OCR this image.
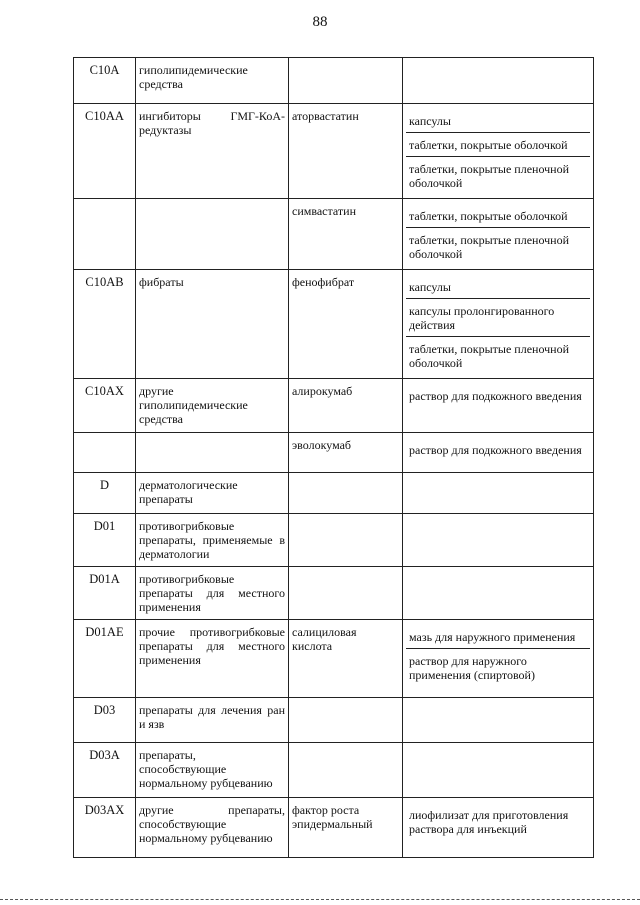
88
C10A	гиполипидемические средства		

C10AA	ингибиторы ГМГ-КоА-редуктазы	аторвастатин	капсулы
таблетки, покрытые оболочкой
таблетки, покрытые пленочной оболочкой

		симвастатин	таблетки, покрытые оболочкой
таблетки, покрытые пленочной оболочкой

C10AB	фибраты	фенофибрат	капсулы
капсулы пролонгированного действия
таблетки, покрытые пленочной оболочкой

C10AX	другие гиполипидемические средства	алирокумаб	раствор для подкожного введения

		эволокумаб	раствор для подкожного введения

D	дерматологические препараты		

D01	противогрибковые препараты, применяемые в дерматологии		

D01A	противогрибковые препараты для местного применения		

D01AE	прочие противогрибковые препараты для местного применения	салициловая кислота	мазь для наружного применения
раствор для наружного применения (спиртовой)

D03	препараты для лечения ран и язв		

D03A	препараты, способствующие нормальному рубцеванию		

D03AX	другие препараты, способствующие нормальному рубцеванию	фактор роста эпидермальный	лиофилизат для приготовления раствора для инъекций
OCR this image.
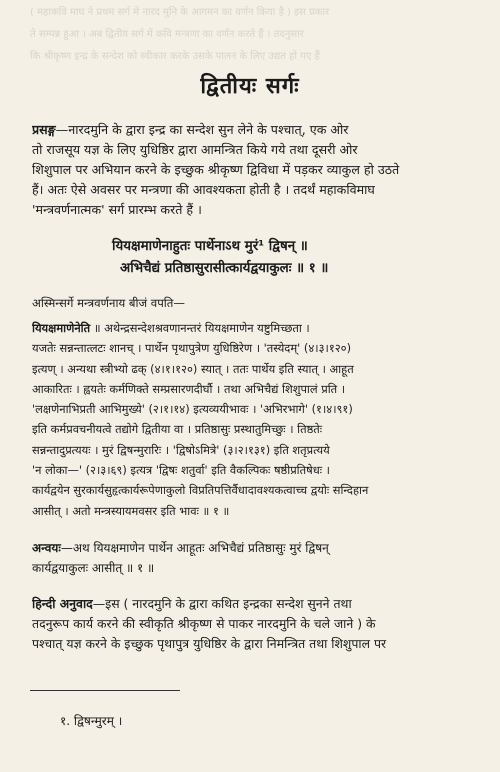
( महाकवि माघ ने प्रथम सर्ग में नारद मुनि के आगमन का वर्णन किया है ) इस प्रकार
ते सम्पन्न हुआ । अब द्वितीय सर्ग में कवि मन्त्रणा का वर्णन करते हैं । तदनुसार
कि श्रीकृष्ण इन्द्र के सन्देश को स्वीकार करके उसके पालन के लिए उद्यत हो गए हैं
द्वितीयः सर्गः
प्रसङ्ग—नारदमुनि के द्वारा इन्द्र का सन्देश सुन लेने के पश्चात्, एक ओर
तो राजसूय यज्ञ के लिए युधिष्ठिर द्वारा आमन्त्रित किये गये तथा दूसरी ओर
शिशुपाल पर अभियान करने के इच्छुक श्रीकृष्ण द्विविधा में पड़कर व्याकुल हो उठते
हैं। अतः ऐसे अवसर पर मन्त्रणा की आवश्यकता होती है । तदर्थं महाकविमाघ
'मन्त्रवर्णनात्मक' सर्ग प्रारम्भ करते हैं ।
यियक्षमाणेनाहुतः पार्थेनाऽथ मुरं¹ द्विषन् ॥
अभिचैद्यं प्रतिष्ठासुरासीत्कार्यद्वयाकुलः ॥ १ ॥
अस्मिन्सर्गे मन्त्रवर्णनाय बीजं वपति—
यियक्षमाणेनेति ॥ अथेन्द्रसन्देशश्रवणानन्तरं यियक्षमाणेन यष्टुमिच्छता ।
यजतेः सन्नन्तात्लटः शानच् । पार्थेन पृथापुत्रेण युधिष्ठिरेण । 'तस्येदम्' (४।३।१२०)
इत्यण् । अन्यथा स्त्रीभ्यो ढक् (४।१।१२०) स्यात् । ततः पार्थेय इति स्यात् । आहूत
आकारितः । ह्वयतेः कर्मणिक्ते सम्प्रसारणदीर्घौ । तथा अभिचैद्यं शिशुपालं प्रति ।
'लक्षणेनाभिप्रती आभिमुख्ये' (२।१।१४) इत्यव्ययीभावः । 'अभिरभागे' (१।४।९१)
इति कर्मप्रवचनीयत्वे तद्योगे द्वितीया वा । प्रतिष्ठासुः प्रस्थातुमिच्छुः । तिष्ठतेः
सन्नन्तादुप्रत्ययः । मुरं द्विषन्मुरारिः । 'द्विषोऽमित्रे' (३।२।१३१) इति शतृप्रत्यये
'न लोका—' (२।३।६९) इत्यत्र 'द्विषः शतुर्वा' इति वैकल्पिकः षष्ठीप्रतिषेधः ।
कार्यद्वयेन सुरकार्यसुहृत्कार्यरूपेणाकुलो विप्रतिपत्तिर्वैधादावश्यकत्वाच्च द्वयोः सन्दिहान
आसीत् । अतो मन्त्रस्यायमवसर इति भावः ॥ १ ॥
अन्वयः—अथ यियक्षमाणेन पार्थेन आहूतः अभिचैद्यं प्रतिष्ठासुः मुरं द्विषन्
कार्यद्वयाकुलः आसीत् ॥ १ ॥
हिन्दी अनुवाद—इस ( नारदमुनि के द्वारा कथित इन्द्रका सन्देश सुनने तथा
तदनुरूप कार्य करने की स्वीकृति श्रीकृष्ण से पाकर नारदमुनि के चले जाने ) के
पश्चात् यज्ञ करने के इच्छुक पृथापुत्र युधिष्ठिर के द्वारा निमन्त्रित तथा शिशुपाल पर
१. द्विषन्मुरम् ।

---------------

What is asked: Each record above must be returned exactly as written, with its pictures omitted.

Output for this task:
OCR this image.
88
C10A	гиполипидемические средства		

C10AA	ингибиторы ГМГ-КоА-редуктазы	аторвастатин	капсулы
таблетки, покрытые оболочкой
таблетки, покрытые пленочной оболочкой

		симвастатин	таблетки, покрытые оболочкой
таблетки, покрытые пленочной оболочкой

C10AB	фибраты	фенофибрат	капсулы
капсулы пролонгированного действия
таблетки, покрытые пленочной оболочкой

C10AX	другие гиполипидемические средства	алирокумаб	раствор для подкожного введения

		эволокумаб	раствор для подкожного введения

D	дерматологические препараты		

D01	противогрибковые препараты, применяемые в дерматологии		

D01A	противогрибковые препараты для местного применения		

D01AE	прочие противогрибковые препараты для местного применения	салициловая кислота	мазь для наружного применения
раствор для наружного применения (спиртовой)

D03	препараты для лечения ран и язв		

D03A	препараты, способствующие нормальному рубцеванию		

D03AX	другие препараты, способствующие нормальному рубцеванию	фактор роста эпидермальный	лиофилизат для приготовления раствора для инъекций
OCR this image.
( महाकवि माघ ने प्रथम सर्ग में नारद मुनि के आगमन का वर्णन किया है ) इस प्रकार
ते सम्पन्न हुआ । अब द्वितीय सर्ग में कवि मन्त्रणा का वर्णन करते हैं । तदनुसार
कि श्रीकृष्ण इन्द्र के सन्देश को स्वीकार करके उसके पालन के लिए उद्यत हो गए हैं
द्वितीयः सर्गः
प्रसङ्ग—नारदमुनि के द्वारा इन्द्र का सन्देश सुन लेने के पश्चात्, एक ओर
तो राजसूय यज्ञ के लिए युधिष्ठिर द्वारा आमन्त्रित किये गये तथा दूसरी ओर
शिशुपाल पर अभियान करने के इच्छुक श्रीकृष्ण द्विविधा में पड़कर व्याकुल हो उठते
हैं। अतः ऐसे अवसर पर मन्त्रणा की आवश्यकता होती है । तदर्थं महाकविमाघ
'मन्त्रवर्णनात्मक' सर्ग प्रारम्भ करते हैं ।
यियक्षमाणेनाहुतः पार्थेनाऽथ मुरं¹ द्विषन् ॥
अभिचैद्यं प्रतिष्ठासुरासीत्कार्यद्वयाकुलः ॥ १ ॥
अस्मिन्सर्गे मन्त्रवर्णनाय बीजं वपति—
यियक्षमाणेनेति ॥ अथेन्द्रसन्देशश्रवणानन्तरं यियक्षमाणेन यष्टुमिच्छता ।
यजतेः सन्नन्तात्लटः शानच् । पार्थेन पृथापुत्रेण युधिष्ठिरेण । 'तस्येदम्' (४।३।१२०)
इत्यण् । अन्यथा स्त्रीभ्यो ढक् (४।१।१२०) स्यात् । ततः पार्थेय इति स्यात् । आहूत
आकारितः । ह्वयतेः कर्मणिक्ते सम्प्रसारणदीर्घौ । तथा अभिचैद्यं शिशुपालं प्रति ।
'लक्षणेनाभिप्रती आभिमुख्ये' (२।१।१४) इत्यव्ययीभावः । 'अभिरभागे' (१।४।९१)
इति कर्मप्रवचनीयत्वे तद्योगे द्वितीया वा । प्रतिष्ठासुः प्रस्थातुमिच्छुः । तिष्ठतेः
सन्नन्तादुप्रत्ययः । मुरं द्विषन्मुरारिः । 'द्विषोऽमित्रे' (३।२।१३१) इति शतृप्रत्यये
'न लोका—' (२।३।६९) इत्यत्र 'द्विषः शतुर्वा' इति वैकल्पिकः षष्ठीप्रतिषेधः ।
कार्यद्वयेन सुरकार्यसुहृत्कार्यरूपेणाकुलो विप्रतिपत्तिर्वैधादावश्यकत्वाच्च द्वयोः सन्दिहान
आसीत् । अतो मन्त्रस्यायमवसर इति भावः ॥ १ ॥
अन्वयः—अथ यियक्षमाणेन पार्थेन आहूतः अभिचैद्यं प्रतिष्ठासुः मुरं द्विषन्
कार्यद्वयाकुलः आसीत् ॥ १ ॥
हिन्दी अनुवाद—इस ( नारदमुनि के द्वारा कथित इन्द्रका सन्देश सुनने तथा
तदनुरूप कार्य करने की स्वीकृति श्रीकृष्ण से पाकर नारदमुनि के चले जाने ) के
पश्चात् यज्ञ करने के इच्छुक पृथापुत्र युधिष्ठिर के द्वारा निमन्त्रित तथा शिशुपाल पर
१. द्विषन्मुरम् ।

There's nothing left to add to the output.